++++ RECORDS PROVIDED
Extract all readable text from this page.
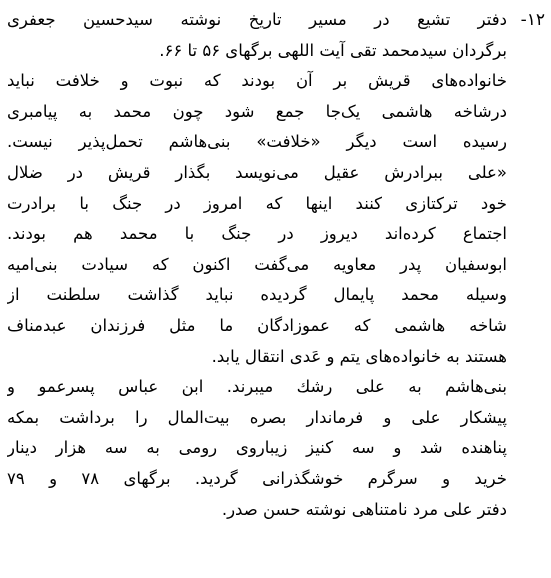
-۱۲
دفتر تشیع در مسیر تاریخ نوشته سیدحسین جعفری
برگردان سیدمحمد تقی آیت اللهی برگهای ۵۶ تا ۶۶.
خانواده‌های قریش بر آن بودند که نبوت و خلافت نباید
درشاخه هاشمی یک‌جا جمع شود چون محمد به پیامبری
رسیده است دیگر «خلافت» بنی‌هاشم تحمل‌پذیر نیست.
«علی ببرادرش عقیل می‌نویسد بگذار قریش در ضلال
خود ترکتازی کنند اینها که امروز در جنگ با برادرت
اجتماع کرده‌اند دیروز در جنگ با محمد هم بودند.
ابوسفیان پدر معاویه می‌گفت اکنون که سیادت بنی‌امیه
وسیله محمد پایمال گردیده نباید گذاشت سلطنت از
شاخه هاشمی که عموزادگان ما مثل فرزندان عبدمناف
هستند به خانواده‌های یتم و عَدی انتقال یابد.
بنی‌هاشم به علی رشك میبرند. ابن عباس پسرعمو و
پیشکار علی و فرماندار بصره بیت‌المال را برداشت بمکه
پناهنده شد و سه کنیز زیباروی رومی به سه هزار دینار
خرید و سرگرم خوشگذرانی گردید. برگهای ۷۸ و ۷۹
دفتر علی مرد نامتناهی نوشته حسن صدر.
++++++++
TASK GOAL —
Pictures stay out; repeat all the rest of the records exactly.

ANSWER TO THE EXERCISE —
Extract all readable text from this page.
-۱۲
دفتر تشیع در مسیر تاریخ نوشته سیدحسین جعفری
برگردان سیدمحمد تقی آیت اللهی برگهای ۵۶ تا ۶۶.
خانواده‌های قریش بر آن بودند که نبوت و خلافت نباید
درشاخه هاشمی یک‌جا جمع شود چون محمد به پیامبری
رسیده است دیگر «خلافت» بنی‌هاشم تحمل‌پذیر نیست.
«علی ببرادرش عقیل می‌نویسد بگذار قریش در ضلال
خود ترکتازی کنند اینها که امروز در جنگ با برادرت
اجتماع کرده‌اند دیروز در جنگ با محمد هم بودند.
ابوسفیان پدر معاویه می‌گفت اکنون که سیادت بنی‌امیه
وسیله محمد پایمال گردیده نباید گذاشت سلطنت از
شاخه هاشمی که عموزادگان ما مثل فرزندان عبدمناف
هستند به خانواده‌های یتم و عَدی انتقال یابد.
بنی‌هاشم به علی رشك میبرند. ابن عباس پسرعمو و
پیشکار علی و فرماندار بصره بیت‌المال را برداشت بمکه
پناهنده شد و سه کنیز زیباروی رومی به سه هزار دینار
خرید و سرگرم خوشگذرانی گردید. برگهای ۷۸ و ۷۹
دفتر علی مرد نامتناهی نوشته حسن صدر.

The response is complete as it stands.